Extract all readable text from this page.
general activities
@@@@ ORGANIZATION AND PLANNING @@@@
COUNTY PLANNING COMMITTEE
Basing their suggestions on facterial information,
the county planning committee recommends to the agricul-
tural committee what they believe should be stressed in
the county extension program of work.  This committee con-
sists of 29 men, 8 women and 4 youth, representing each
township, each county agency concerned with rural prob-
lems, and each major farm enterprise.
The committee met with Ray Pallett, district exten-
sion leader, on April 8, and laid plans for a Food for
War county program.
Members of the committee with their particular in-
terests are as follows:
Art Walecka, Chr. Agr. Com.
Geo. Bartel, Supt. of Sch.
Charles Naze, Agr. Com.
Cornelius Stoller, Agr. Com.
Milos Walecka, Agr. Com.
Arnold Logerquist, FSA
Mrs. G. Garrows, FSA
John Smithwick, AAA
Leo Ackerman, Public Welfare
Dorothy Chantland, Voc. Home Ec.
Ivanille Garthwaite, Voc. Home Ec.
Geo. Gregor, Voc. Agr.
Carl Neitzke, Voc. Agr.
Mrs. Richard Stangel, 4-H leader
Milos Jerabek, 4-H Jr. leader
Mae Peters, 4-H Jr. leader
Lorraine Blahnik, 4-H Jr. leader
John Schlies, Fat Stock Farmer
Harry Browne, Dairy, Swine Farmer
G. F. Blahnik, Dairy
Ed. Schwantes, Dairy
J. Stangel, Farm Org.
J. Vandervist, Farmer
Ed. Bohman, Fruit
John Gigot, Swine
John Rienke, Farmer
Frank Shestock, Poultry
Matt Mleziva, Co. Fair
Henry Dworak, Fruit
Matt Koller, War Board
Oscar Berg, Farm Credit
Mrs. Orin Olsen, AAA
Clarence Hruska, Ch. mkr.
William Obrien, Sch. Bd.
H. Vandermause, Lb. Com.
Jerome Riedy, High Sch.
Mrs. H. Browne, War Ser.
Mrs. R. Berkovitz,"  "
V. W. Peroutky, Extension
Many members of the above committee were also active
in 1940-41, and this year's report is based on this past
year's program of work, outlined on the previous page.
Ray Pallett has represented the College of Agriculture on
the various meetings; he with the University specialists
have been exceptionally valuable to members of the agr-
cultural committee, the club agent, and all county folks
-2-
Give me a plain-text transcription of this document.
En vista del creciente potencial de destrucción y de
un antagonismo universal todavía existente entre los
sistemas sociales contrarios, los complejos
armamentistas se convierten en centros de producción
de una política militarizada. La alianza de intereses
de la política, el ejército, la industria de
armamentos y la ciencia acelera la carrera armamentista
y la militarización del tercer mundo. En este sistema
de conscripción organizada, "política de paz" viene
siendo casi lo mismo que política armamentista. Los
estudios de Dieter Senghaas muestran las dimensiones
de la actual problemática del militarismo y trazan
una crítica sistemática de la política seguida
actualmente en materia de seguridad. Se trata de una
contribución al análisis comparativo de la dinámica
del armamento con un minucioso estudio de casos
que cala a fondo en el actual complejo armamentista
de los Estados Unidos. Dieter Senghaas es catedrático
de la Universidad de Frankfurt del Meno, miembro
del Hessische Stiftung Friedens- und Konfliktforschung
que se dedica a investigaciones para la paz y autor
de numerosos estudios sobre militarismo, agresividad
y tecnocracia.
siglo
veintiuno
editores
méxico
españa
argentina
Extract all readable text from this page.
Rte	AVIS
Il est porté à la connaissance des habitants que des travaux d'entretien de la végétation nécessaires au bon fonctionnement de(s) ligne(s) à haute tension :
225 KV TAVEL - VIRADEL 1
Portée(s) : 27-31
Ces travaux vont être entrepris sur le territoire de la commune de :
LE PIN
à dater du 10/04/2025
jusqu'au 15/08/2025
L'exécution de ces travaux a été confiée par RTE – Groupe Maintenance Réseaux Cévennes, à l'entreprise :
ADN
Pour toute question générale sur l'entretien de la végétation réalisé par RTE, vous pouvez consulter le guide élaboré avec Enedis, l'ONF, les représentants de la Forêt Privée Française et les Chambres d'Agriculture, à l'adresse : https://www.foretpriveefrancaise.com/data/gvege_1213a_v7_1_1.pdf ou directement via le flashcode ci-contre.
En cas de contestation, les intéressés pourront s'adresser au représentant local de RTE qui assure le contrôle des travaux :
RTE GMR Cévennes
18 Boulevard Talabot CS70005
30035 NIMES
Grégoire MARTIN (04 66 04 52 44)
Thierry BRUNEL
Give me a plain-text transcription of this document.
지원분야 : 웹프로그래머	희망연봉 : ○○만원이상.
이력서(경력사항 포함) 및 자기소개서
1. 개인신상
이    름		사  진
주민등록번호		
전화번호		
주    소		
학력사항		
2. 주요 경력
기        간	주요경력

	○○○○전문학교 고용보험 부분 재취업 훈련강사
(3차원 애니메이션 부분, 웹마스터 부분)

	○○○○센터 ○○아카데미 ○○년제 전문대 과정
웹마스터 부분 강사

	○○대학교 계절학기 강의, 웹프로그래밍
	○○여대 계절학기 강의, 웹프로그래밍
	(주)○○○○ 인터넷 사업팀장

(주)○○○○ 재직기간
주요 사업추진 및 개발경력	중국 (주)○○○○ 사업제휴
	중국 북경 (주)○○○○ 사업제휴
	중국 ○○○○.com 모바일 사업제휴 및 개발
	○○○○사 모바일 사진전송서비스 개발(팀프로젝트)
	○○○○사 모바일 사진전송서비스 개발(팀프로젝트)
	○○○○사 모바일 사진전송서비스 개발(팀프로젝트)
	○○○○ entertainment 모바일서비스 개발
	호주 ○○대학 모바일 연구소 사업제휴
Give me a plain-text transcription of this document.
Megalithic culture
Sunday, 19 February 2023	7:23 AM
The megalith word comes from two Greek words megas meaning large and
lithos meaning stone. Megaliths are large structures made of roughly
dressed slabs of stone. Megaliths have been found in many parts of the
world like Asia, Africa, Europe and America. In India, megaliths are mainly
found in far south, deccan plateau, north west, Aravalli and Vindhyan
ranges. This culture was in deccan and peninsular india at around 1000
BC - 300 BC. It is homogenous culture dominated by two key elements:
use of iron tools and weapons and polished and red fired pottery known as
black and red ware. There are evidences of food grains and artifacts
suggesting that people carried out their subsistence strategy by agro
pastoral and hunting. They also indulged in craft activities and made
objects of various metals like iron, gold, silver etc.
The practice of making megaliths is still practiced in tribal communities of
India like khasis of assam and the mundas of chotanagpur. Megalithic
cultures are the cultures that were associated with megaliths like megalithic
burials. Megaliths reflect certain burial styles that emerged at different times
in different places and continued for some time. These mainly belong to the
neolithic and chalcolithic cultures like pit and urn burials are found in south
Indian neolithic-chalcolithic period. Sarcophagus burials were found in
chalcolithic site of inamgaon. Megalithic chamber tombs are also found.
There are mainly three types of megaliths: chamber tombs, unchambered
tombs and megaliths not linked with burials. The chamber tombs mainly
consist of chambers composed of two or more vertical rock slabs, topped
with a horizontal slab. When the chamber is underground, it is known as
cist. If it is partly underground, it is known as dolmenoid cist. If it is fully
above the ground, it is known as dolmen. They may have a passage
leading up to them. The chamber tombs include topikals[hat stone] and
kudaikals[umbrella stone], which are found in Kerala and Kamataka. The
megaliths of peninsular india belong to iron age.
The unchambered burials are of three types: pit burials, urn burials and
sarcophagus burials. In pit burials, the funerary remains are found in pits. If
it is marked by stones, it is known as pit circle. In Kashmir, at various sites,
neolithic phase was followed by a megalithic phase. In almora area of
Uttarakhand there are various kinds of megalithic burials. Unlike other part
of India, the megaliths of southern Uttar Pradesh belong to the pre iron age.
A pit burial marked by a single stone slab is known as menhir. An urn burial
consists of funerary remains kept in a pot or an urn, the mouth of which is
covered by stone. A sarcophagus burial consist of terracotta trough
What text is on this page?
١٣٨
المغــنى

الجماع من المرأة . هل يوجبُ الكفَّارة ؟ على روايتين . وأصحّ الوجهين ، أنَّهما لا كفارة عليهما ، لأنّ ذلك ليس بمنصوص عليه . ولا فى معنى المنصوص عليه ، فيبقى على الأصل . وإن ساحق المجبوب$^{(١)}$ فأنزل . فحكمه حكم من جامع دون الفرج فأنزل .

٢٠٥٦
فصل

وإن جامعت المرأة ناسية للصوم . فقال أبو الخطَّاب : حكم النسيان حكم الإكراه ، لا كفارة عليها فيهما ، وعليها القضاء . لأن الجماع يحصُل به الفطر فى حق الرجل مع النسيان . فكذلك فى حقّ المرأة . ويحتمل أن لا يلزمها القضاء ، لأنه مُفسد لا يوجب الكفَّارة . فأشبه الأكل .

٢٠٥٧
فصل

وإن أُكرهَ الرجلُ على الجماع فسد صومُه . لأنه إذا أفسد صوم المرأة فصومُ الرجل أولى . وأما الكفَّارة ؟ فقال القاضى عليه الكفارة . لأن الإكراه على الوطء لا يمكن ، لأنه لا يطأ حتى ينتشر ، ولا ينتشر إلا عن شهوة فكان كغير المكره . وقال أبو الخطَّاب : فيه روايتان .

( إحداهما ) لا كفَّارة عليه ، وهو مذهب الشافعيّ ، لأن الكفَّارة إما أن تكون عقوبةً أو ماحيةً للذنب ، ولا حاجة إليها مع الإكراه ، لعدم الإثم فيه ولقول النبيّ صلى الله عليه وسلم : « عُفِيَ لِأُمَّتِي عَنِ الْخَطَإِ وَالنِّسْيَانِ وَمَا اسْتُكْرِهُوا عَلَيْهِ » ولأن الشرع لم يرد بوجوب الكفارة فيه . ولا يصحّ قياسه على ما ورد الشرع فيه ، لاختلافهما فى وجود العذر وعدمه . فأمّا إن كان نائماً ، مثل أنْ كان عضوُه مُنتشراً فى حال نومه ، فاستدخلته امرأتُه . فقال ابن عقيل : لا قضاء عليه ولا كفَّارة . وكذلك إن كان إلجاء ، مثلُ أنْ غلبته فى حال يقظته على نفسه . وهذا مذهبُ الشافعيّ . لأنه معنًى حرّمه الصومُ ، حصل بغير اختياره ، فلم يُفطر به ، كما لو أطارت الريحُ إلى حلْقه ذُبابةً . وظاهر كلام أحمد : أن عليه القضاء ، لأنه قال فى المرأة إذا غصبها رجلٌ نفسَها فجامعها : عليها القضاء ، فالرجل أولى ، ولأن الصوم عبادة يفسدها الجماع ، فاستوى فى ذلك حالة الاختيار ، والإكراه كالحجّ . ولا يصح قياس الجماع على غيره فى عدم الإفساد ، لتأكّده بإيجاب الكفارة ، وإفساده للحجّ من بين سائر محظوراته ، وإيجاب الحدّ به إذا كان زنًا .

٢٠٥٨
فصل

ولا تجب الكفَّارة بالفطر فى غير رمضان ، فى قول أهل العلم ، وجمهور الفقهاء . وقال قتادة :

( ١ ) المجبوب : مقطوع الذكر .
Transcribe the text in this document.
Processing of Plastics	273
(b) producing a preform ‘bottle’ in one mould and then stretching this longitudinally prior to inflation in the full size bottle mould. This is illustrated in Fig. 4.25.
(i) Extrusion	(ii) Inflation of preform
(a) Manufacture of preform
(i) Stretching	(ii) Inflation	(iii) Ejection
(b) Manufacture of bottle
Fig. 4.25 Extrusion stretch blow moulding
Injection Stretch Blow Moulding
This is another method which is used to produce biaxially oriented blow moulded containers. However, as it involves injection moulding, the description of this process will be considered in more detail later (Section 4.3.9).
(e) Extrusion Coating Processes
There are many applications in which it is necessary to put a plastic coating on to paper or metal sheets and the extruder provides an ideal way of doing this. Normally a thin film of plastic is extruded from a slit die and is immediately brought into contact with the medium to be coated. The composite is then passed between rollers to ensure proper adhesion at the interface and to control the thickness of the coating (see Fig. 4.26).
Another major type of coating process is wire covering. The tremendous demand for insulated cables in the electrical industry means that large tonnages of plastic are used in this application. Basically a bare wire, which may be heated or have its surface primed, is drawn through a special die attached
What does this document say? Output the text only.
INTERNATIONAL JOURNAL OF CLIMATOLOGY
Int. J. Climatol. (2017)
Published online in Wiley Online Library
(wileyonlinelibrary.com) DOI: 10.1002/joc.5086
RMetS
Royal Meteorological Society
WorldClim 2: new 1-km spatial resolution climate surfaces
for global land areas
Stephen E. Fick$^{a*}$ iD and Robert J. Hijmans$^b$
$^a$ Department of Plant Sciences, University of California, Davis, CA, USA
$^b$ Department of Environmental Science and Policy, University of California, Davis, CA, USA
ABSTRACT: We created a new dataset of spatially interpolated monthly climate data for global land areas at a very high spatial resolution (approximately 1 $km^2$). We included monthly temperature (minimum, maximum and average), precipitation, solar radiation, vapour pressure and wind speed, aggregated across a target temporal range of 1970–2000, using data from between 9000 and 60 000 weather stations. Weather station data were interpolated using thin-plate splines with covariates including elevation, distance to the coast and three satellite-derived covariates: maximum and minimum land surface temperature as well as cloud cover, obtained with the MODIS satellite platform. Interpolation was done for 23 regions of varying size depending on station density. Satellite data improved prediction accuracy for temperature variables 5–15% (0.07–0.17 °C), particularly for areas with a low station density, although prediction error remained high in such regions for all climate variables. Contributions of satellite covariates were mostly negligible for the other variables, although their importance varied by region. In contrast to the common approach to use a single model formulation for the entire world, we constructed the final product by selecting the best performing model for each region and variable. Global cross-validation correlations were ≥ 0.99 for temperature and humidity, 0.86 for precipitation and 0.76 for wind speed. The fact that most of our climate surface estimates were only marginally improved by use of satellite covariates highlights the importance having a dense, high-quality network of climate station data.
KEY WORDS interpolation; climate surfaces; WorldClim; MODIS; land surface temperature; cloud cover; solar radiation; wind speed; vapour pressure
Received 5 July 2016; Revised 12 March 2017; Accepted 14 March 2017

> To do: Wherever a line in the data above holds "أولى", copy that line.

> Response to the exercise:
وإن أُكرهَ الرجلُ على الجماع فسد صومُه . لأنه إذا أفسد صوم المرأة فصومُ الرجل أولى . وأما الكفَّارة ؟ فقال القاضى عليه الكفارة . لأن الإكراه على الوطء لا يمكن ، لأنه لا يطأ حتى ينتشر ، ولا ينتشر إلا عن شهوة فكان كغير المكره . وقال أبو الخطَّاب : فيه روايتان .
( إحداهما ) لا كفَّارة عليه ، وهو مذهب الشافعيّ ، لأن الكفَّارة إما أن تكون عقوبةً أو ماحيةً للذنب ، ولا حاجة إليها مع الإكراه ، لعدم الإثم فيه ولقول النبيّ صلى الله عليه وسلم : « عُفِيَ لِأُمَّتِي عَنِ الْخَطَإِ وَالنِّسْيَانِ وَمَا اسْتُكْرِهُوا عَلَيْهِ » ولأن الشرع لم يرد بوجوب الكفارة فيه . ولا يصحّ قياسه على ما ورد الشرع فيه ، لاختلافهما فى وجود العذر وعدمه . فأمّا إن كان نائماً ، مثل أنْ كان عضوُه مُنتشراً فى حال نومه ، فاستدخلته امرأتُه . فقال ابن عقيل : لا قضاء عليه ولا كفَّارة . وكذلك إن كان إلجاء ، مثلُ أنْ غلبته فى حال يقظته على نفسه . وهذا مذهبُ الشافعيّ . لأنه معنًى حرّمه الصومُ ، حصل بغير اختياره ، فلم يُفطر به ، كما لو أطارت الريحُ إلى حلْقه ذُبابةً . وظاهر كلام أحمد : أن عليه القضاء ، لأنه قال فى المرأة إذا غصبها رجلٌ نفسَها فجامعها : عليها القضاء ، فالرجل أولى ، ولأن الصوم عبادة يفسدها الجماع ، فاستوى فى ذلك حالة الاختيار ، والإكراه كالحجّ . ولا يصح قياس الجماع على غيره فى عدم الإفساد ، لتأكّده بإيجاب الكفارة ، وإفساده للحجّ من بين سائر محظوراته ، وإيجاب الحدّ به إذا كان زنًا .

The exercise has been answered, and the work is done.